- Task objective:
Omit the pictures, then reproduce every remaining record exactly.

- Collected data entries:
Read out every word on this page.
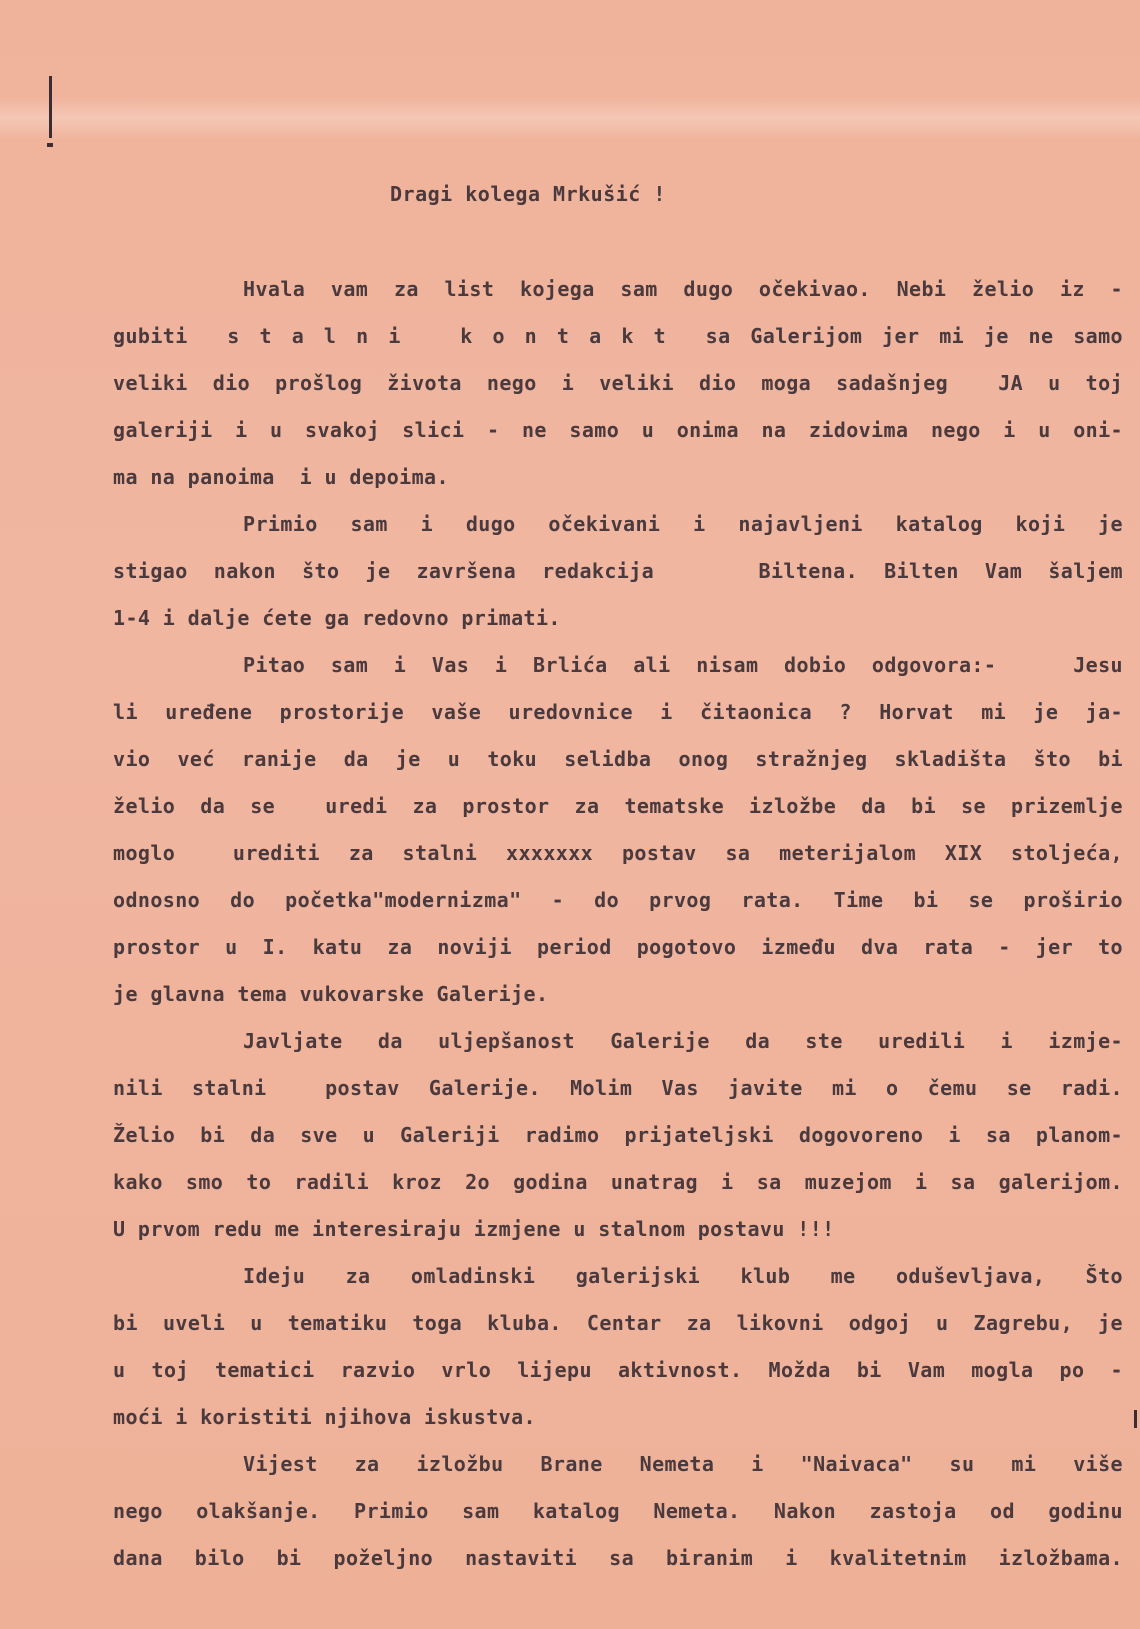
Dragi kolega Mrkušić !

Hvala vam za list kojega sam dugo očekivao. Nebi želio iz -
gubiti  s t a l n i   k o n t a k t  sa Galerijom jer mi je ne samo
veliki dio prošlog života nego i veliki dio moga sadašnjeg  JA u toj
galeriji i u svakoj slici - ne samo u onima na zidovima nego i u oni-
ma na panoima  i u depoima.
Primio sam i dugo očekivani i najavljeni katalog koji je
stigao nakon što je završena redakcija    Biltena. Bilten Vam šaljem
1-4 i dalje ćete ga redovno primati.
Pitao sam i Vas i Brlića ali nisam dobio odgovora:-   Jesu
li uređene prostorije vaše uredovnice i čitaonica ? Horvat mi je ja-
vio već ranije da je u toku selidba onog stražnjeg skladišta što bi
želio da se  uredi za prostor za tematske izložbe da bi se prizemlje
moglo  urediti za stalni xxxxxxx postav sa meterijalom XIX stoljeća,
odnosno do početka"modernizma" - do prvog rata. Time bi se proširio
prostor u I. katu za noviji period pogotovo između dva rata - jer to
je glavna tema vukovarske Galerije.
Javljate da uljepšanost Galerije da ste uredili i izmje-
nili stalni  postav Galerije. Molim Vas javite mi o čemu se radi.
Želio bi da sve u Galeriji radimo prijateljski dogovoreno i sa planom-
kako smo to radili kroz 2o godina unatrag i sa muzejom i sa galerijom.
U prvom redu me interesiraju izmjene u stalnom postavu !!!
Ideju za omladinski galerijski klub me oduševljava, Što
bi uveli u tematiku toga kluba. Centar za likovni odgoj u Zagrebu, je
u toj tematici razvio vrlo lijepu aktivnost. Možda bi Vam mogla po -
moći i koristiti njihova iskustva.
Vijest za izložbu Brane Nemeta i "Naivaca" su mi više
nego olakšanje. Primio sam katalog Nemeta. Nakon zastoja od godinu
dana bilo bi poželjno nastaviti sa biranim i kvalitetnim izložbama.
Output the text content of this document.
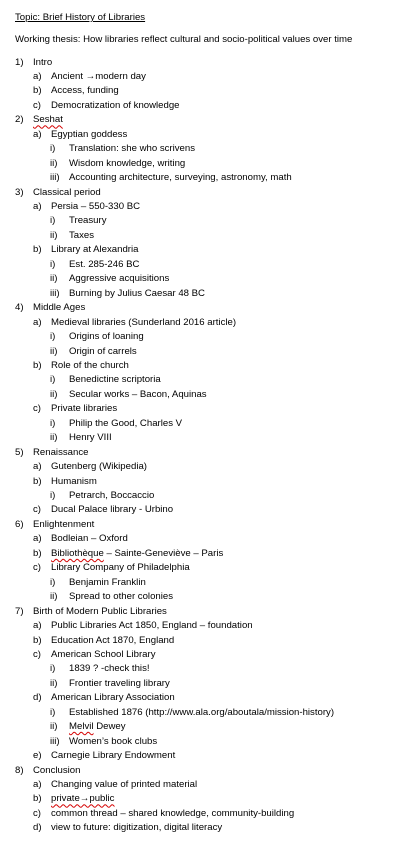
Topic: Brief History of Libraries
Working thesis: How libraries reflect cultural and socio-political values over time
1) Intro
a) Ancient →modern day
b) Access, funding
c) Democratization of knowledge
2) Seshat
a) Egyptian goddess
i) Translation: she who scrivens
ii) Wisdom knowledge, writing
iii) Accounting architecture, surveying, astronomy, math
3) Classical period
a) Persia – 550-330 BC
i) Treasury
ii) Taxes
b) Library at Alexandria
i) Est. 285-246 BC
ii) Aggressive acquisitions
iii) Burning by Julius Caesar 48 BC
4) Middle Ages
a) Medieval libraries (Sunderland 2016 article)
i) Origins of loaning
ii) Origin of carrels
b) Role of the church
i) Benedictine scriptoria
ii) Secular works – Bacon, Aquinas
c) Private libraries
i) Philip the Good, Charles V
ii) Henry VIII
5) Renaissance
a) Gutenberg (Wikipedia)
b) Humanism
i) Petrarch, Boccaccio
c) Ducal Palace library - Urbino
6) Enlightenment
a) Bodleian – Oxford
b) Bibliothèque – Sainte-Geneviève – Paris
c) Library Company of Philadelphia
i) Benjamin Franklin
ii) Spread to other colonies
7) Birth of Modern Public Libraries
a) Public Libraries Act 1850, England – foundation
b) Education Act 1870, England
c) American School Library
i) 1839 ? -check this!
ii) Frontier traveling library
d) American Library Association
i) Established 1876 (http://www.ala.org/aboutala/mission-history)
ii) Melvil Dewey
iii) Women’s book clubs
e) Carnegie Library Endowment
8) Conclusion
a) Changing value of printed material
b) private→public
c) common thread – shared knowledge, community-building
d) view to future: digitization, digital literacy
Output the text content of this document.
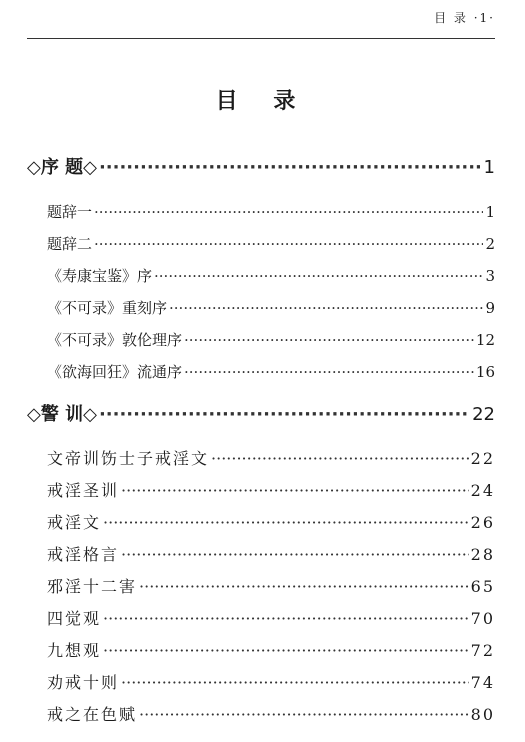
目 录 ·1·
目 录
◇序 题◇ ·····	1
题辞一 ·····	1
题辞二 ·····	2
《寿康宝鉴》序 ·····	3
《不可录》重刻序 ·····	9
《不可录》敦伦理序 ·····	12
《欲海回狂》流通序 ·····	16
◇警 训◇ ·····	22
文帝训饬士子戒淫文 ·····	22
戒淫圣训 ·····	24
戒淫文 ·····	26
戒淫格言 ·····	28
邪淫十二害 ·····	65
四觉观 ·····	70
九想观 ·····	72
劝戒十则 ·····	74
戒之在色赋 ·····	80
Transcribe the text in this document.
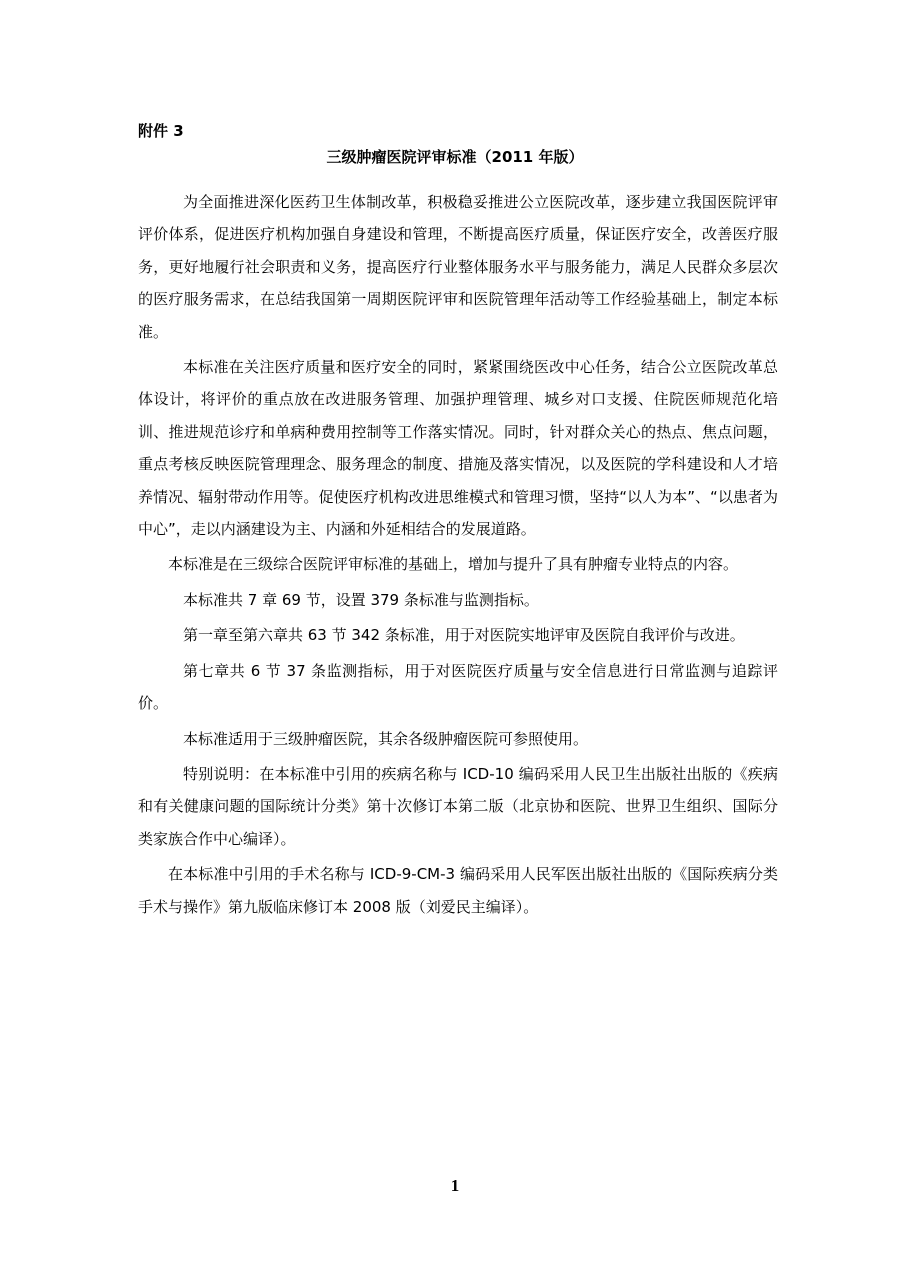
附件 3

三级肿瘤医院评审标准（2011 年版）

为全面推进深化医药卫生体制改革，积极稳妥推进公立医院改革，逐步建立我国医院评审评价体系，促进医疗机构加强自身建设和管理，不断提高医疗质量，保证医疗安全，改善医疗服务，更好地履行社会职责和义务，提高医疗行业整体服务水平与服务能力，满足人民群众多层次的医疗服务需求，在总结我国第一周期医院评审和医院管理年活动等工作经验基础上，制定本标准。

本标准在关注医疗质量和医疗安全的同时，紧紧围绕医改中心任务，结合公立医院改革总体设计，将评价的重点放在改进服务管理、加强护理管理、城乡对口支援、住院医师规范化培训、推进规范诊疗和单病种费用控制等工作落实情况。同时，针对群众关心的热点、焦点问题，重点考核反映医院管理理念、服务理念的制度、措施及落实情况，以及医院的学科建设和人才培养情况、辐射带动作用等。促使医疗机构改进思维模式和管理习惯，坚持“以人为本”、“以患者为中心”，走以内涵建设为主、内涵和外延相结合的发展道路。

本标准是在三级综合医院评审标准的基础上，增加与提升了具有肿瘤专业特点的内容。

本标准共 7 章 69 节，设置 379 条标准与监测指标。

第一章至第六章共 63 节 342 条标准，用于对医院实地评审及医院自我评价与改进。

第七章共 6 节 37 条监测指标，用于对医院医疗质量与安全信息进行日常监测与追踪评价。

本标准适用于三级肿瘤医院，其余各级肿瘤医院可参照使用。

特别说明：在本标准中引用的疾病名称与 ICD-10 编码采用人民卫生出版社出版的《疾病和有关健康问题的国际统计分类》第十次修订本第二版（北京协和医院、世界卫生组织、国际分类家族合作中心编译）。

在本标准中引用的手术名称与 ICD-9-CM-3 编码采用人民军医出版社出版的《国际疾病分类手术与操作》第九版临床修订本 2008 版（刘爱民主编译）。

1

- Finished exercise:
Read out every word on this page.
Dragi kolega Mrkušić !

Hvala vam za list kojega sam dugo očekivao. Nebi želio iz -
gubiti  s t a l n i   k o n t a k t  sa Galerijom jer mi je ne samo
veliki dio prošlog života nego i veliki dio moga sadašnjeg  JA u toj
galeriji i u svakoj slici - ne samo u onima na zidovima nego i u oni-
ma na panoima  i u depoima.
Primio sam i dugo očekivani i najavljeni katalog koji je
stigao nakon što je završena redakcija    Biltena. Bilten Vam šaljem
1-4 i dalje ćete ga redovno primati.
Pitao sam i Vas i Brlića ali nisam dobio odgovora:-   Jesu
li uređene prostorije vaše uredovnice i čitaonica ? Horvat mi je ja-
vio već ranije da je u toku selidba onog stražnjeg skladišta što bi
želio da se  uredi za prostor za tematske izložbe da bi se prizemlje
moglo  urediti za stalni xxxxxxx postav sa meterijalom XIX stoljeća,
odnosno do početka"modernizma" - do prvog rata. Time bi se proširio
prostor u I. katu za noviji period pogotovo između dva rata - jer to
je glavna tema vukovarske Galerije.
Javljate da uljepšanost Galerije da ste uredili i izmje-
nili stalni  postav Galerije. Molim Vas javite mi o čemu se radi.
Želio bi da sve u Galeriji radimo prijateljski dogovoreno i sa planom-
kako smo to radili kroz 2o godina unatrag i sa muzejom i sa galerijom.
U prvom redu me interesiraju izmjene u stalnom postavu !!!
Ideju za omladinski galerijski klub me oduševljava, Što
bi uveli u tematiku toga kluba. Centar za likovni odgoj u Zagrebu, je
u toj tematici razvio vrlo lijepu aktivnost. Možda bi Vam mogla po -
moći i koristiti njihova iskustva.
Vijest za izložbu Brane Nemeta i "Naivaca" su mi više
nego olakšanje. Primio sam katalog Nemeta. Nakon zastoja od godinu
dana bilo bi poželjno nastaviti sa biranim i kvalitetnim izložbama.
Output the text content of this document.
Topic: Brief History of Libraries
Working thesis: How libraries reflect cultural and socio-political values over time
1) Intro
a) Ancient →modern day
b) Access, funding
c) Democratization of knowledge
2) Seshat
a) Egyptian goddess
i) Translation: she who scrivens
ii) Wisdom knowledge, writing
iii) Accounting architecture, surveying, astronomy, math
3) Classical period
a) Persia – 550-330 BC
i) Treasury
ii) Taxes
b) Library at Alexandria
i) Est. 285-246 BC
ii) Aggressive acquisitions
iii) Burning by Julius Caesar 48 BC
4) Middle Ages
a) Medieval libraries (Sunderland 2016 article)
i) Origins of loaning
ii) Origin of carrels
b) Role of the church
i) Benedictine scriptoria
ii) Secular works – Bacon, Aquinas
c) Private libraries
i) Philip the Good, Charles V
ii) Henry VIII
5) Renaissance
a) Gutenberg (Wikipedia)
b) Humanism
i) Petrarch, Boccaccio
c) Ducal Palace library - Urbino
6) Enlightenment
a) Bodleian – Oxford
b) Bibliothèque – Sainte-Geneviève – Paris
c) Library Company of Philadelphia
i) Benjamin Franklin
ii) Spread to other colonies
7) Birth of Modern Public Libraries
a) Public Libraries Act 1850, England – foundation
b) Education Act 1870, England
c) American School Library
i) 1839 ? -check this!
ii) Frontier traveling library
d) American Library Association
i) Established 1876 (http://www.ala.org/aboutala/mission-history)
ii) Melvil Dewey
iii) Women’s book clubs
e) Carnegie Library Endowment
8) Conclusion
a) Changing value of printed material
b) private→public
c) common thread – shared knowledge, community-building
d) view to future: digitization, digital literacy
Output the text content of this document.
目 录 ·1·
目 录
◇序 题◇ ·····	1
题辞一 ·····	1
题辞二 ·····	2
《寿康宝鉴》序 ·····	3
《不可录》重刻序 ·····	9
《不可录》敦伦理序 ·····	12
《欲海回狂》流通序 ·····	16
◇警 训◇ ·····	22
文帝训饬士子戒淫文 ·····	22
戒淫圣训 ·····	24
戒淫文 ·····	26
戒淫格言 ·····	28
邪淫十二害 ·····	65
四觉观 ·····	70
九想观 ·····	72
劝戒十则 ·····	74
戒之在色赋 ·····	80
Transcribe the text in this document.
附件 3

三级肿瘤医院评审标准（2011 年版）

为全面推进深化医药卫生体制改革，积极稳妥推进公立医院改革，逐步建立我国医院评审评价体系，促进医疗机构加强自身建设和管理，不断提高医疗质量，保证医疗安全，改善医疗服务，更好地履行社会职责和义务，提高医疗行业整体服务水平与服务能力，满足人民群众多层次的医疗服务需求，在总结我国第一周期医院评审和医院管理年活动等工作经验基础上，制定本标准。

本标准在关注医疗质量和医疗安全的同时，紧紧围绕医改中心任务，结合公立医院改革总体设计，将评价的重点放在改进服务管理、加强护理管理、城乡对口支援、住院医师规范化培训、推进规范诊疗和单病种费用控制等工作落实情况。同时，针对群众关心的热点、焦点问题，重点考核反映医院管理理念、服务理念的制度、措施及落实情况，以及医院的学科建设和人才培养情况、辐射带动作用等。促使医疗机构改进思维模式和管理习惯，坚持“以人为本”、“以患者为中心”，走以内涵建设为主、内涵和外延相结合的发展道路。

本标准是在三级综合医院评审标准的基础上，增加与提升了具有肿瘤专业特点的内容。

本标准共 7 章 69 节，设置 379 条标准与监测指标。

第一章至第六章共 63 节 342 条标准，用于对医院实地评审及医院自我评价与改进。

第七章共 6 节 37 条监测指标，用于对医院医疗质量与安全信息进行日常监测与追踪评价。

本标准适用于三级肿瘤医院，其余各级肿瘤医院可参照使用。

特别说明：在本标准中引用的疾病名称与 ICD-10 编码采用人民卫生出版社出版的《疾病和有关健康问题的国际统计分类》第十次修订本第二版（北京协和医院、世界卫生组织、国际分类家族合作中心编译）。

在本标准中引用的手术名称与 ICD-9-CM-3 编码采用人民军医出版社出版的《国际疾病分类手术与操作》第九版临床修订本 2008 版（刘爱民主编译）。

1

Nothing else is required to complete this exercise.